* _REQUIRED WORK_
Wherever a line in the data below holds "specifications", copy that line.

* _GIVEN ENTRIES_
——
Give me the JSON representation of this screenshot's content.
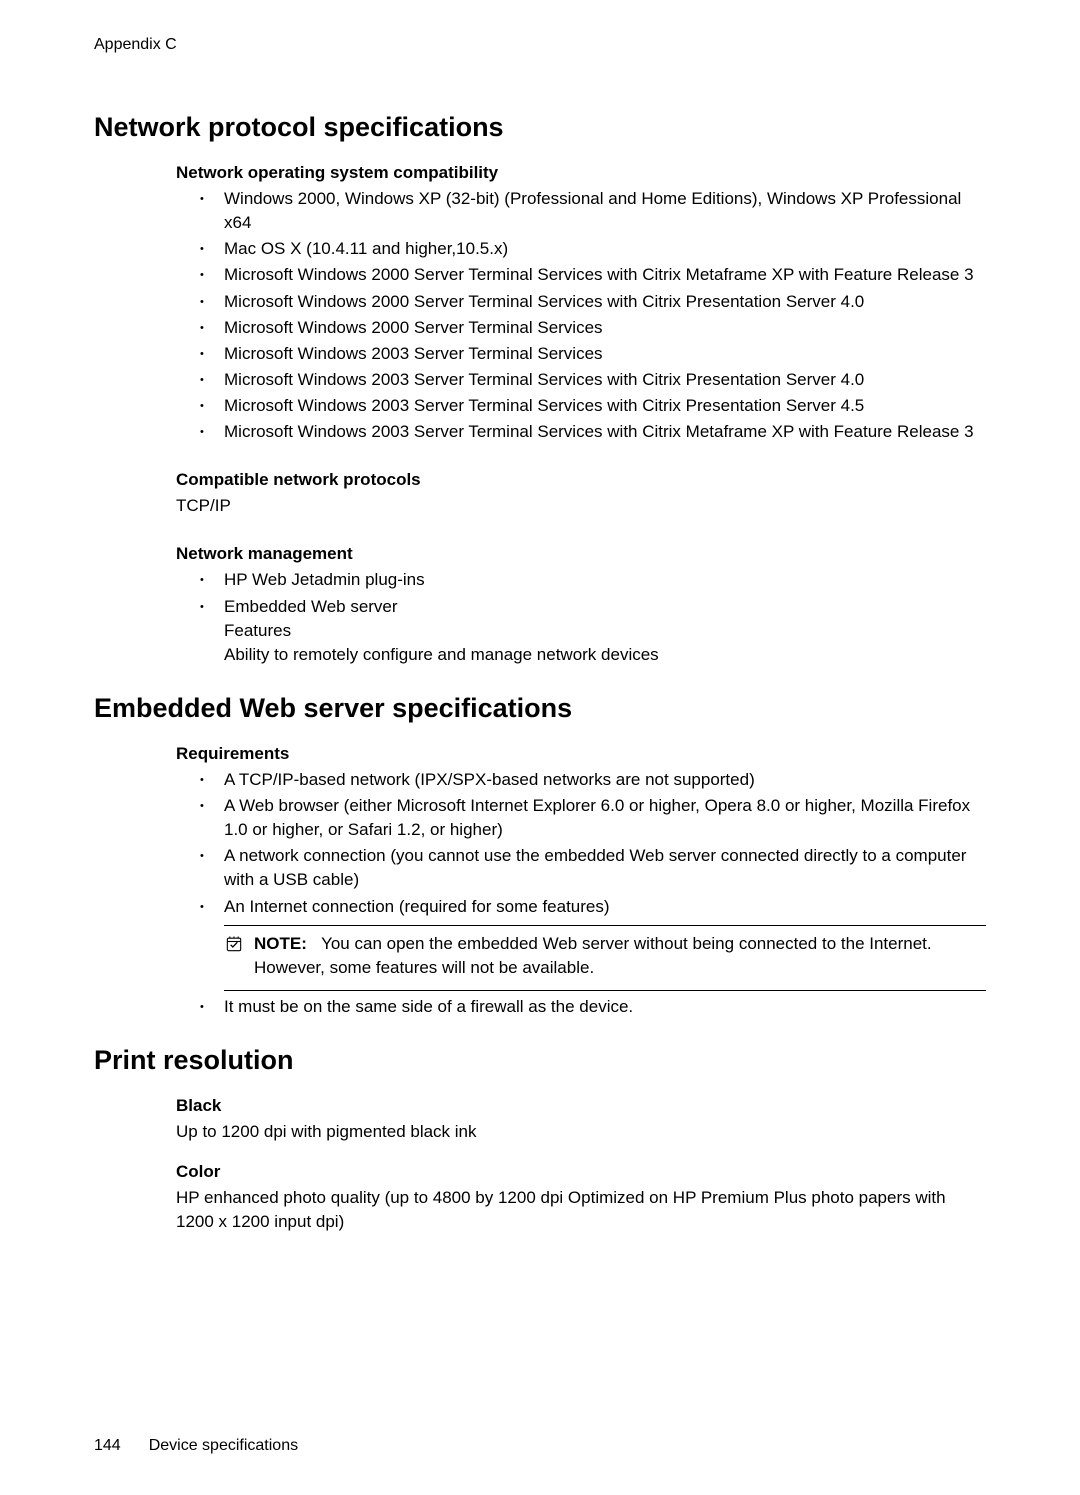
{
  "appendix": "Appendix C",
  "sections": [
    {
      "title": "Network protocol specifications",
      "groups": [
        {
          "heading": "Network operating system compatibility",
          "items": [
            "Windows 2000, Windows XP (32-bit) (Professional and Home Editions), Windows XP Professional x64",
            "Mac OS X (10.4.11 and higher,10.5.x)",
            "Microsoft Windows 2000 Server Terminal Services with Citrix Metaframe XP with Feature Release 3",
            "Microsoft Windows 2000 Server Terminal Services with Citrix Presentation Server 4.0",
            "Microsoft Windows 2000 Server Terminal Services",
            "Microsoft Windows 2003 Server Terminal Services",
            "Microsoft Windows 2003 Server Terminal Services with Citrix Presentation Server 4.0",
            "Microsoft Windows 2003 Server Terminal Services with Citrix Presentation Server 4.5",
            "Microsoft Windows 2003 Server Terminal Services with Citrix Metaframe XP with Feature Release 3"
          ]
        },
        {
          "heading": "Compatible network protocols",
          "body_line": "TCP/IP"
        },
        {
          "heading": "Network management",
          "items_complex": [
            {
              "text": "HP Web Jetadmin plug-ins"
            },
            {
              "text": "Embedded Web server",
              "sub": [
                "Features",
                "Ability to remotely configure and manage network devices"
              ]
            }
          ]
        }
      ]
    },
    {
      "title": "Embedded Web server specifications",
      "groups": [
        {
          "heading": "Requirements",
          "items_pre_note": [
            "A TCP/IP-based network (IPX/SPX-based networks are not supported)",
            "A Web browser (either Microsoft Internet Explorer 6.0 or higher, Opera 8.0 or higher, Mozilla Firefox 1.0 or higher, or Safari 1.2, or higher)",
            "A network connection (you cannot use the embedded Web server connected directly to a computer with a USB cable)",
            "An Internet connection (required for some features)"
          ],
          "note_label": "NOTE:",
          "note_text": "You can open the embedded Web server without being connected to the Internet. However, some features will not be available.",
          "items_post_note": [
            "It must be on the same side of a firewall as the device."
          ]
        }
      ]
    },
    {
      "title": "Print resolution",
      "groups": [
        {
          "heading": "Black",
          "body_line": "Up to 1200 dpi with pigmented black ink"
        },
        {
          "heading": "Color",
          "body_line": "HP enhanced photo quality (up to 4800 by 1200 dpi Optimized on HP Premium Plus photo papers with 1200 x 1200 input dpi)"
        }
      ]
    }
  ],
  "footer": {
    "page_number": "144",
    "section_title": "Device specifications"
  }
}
——
* _SOLUTION TO THIS PROBLEM_
      "title": "Network protocol specifications",
      "title": "Embedded Web server specifications",
    "section_title": "Device specifications"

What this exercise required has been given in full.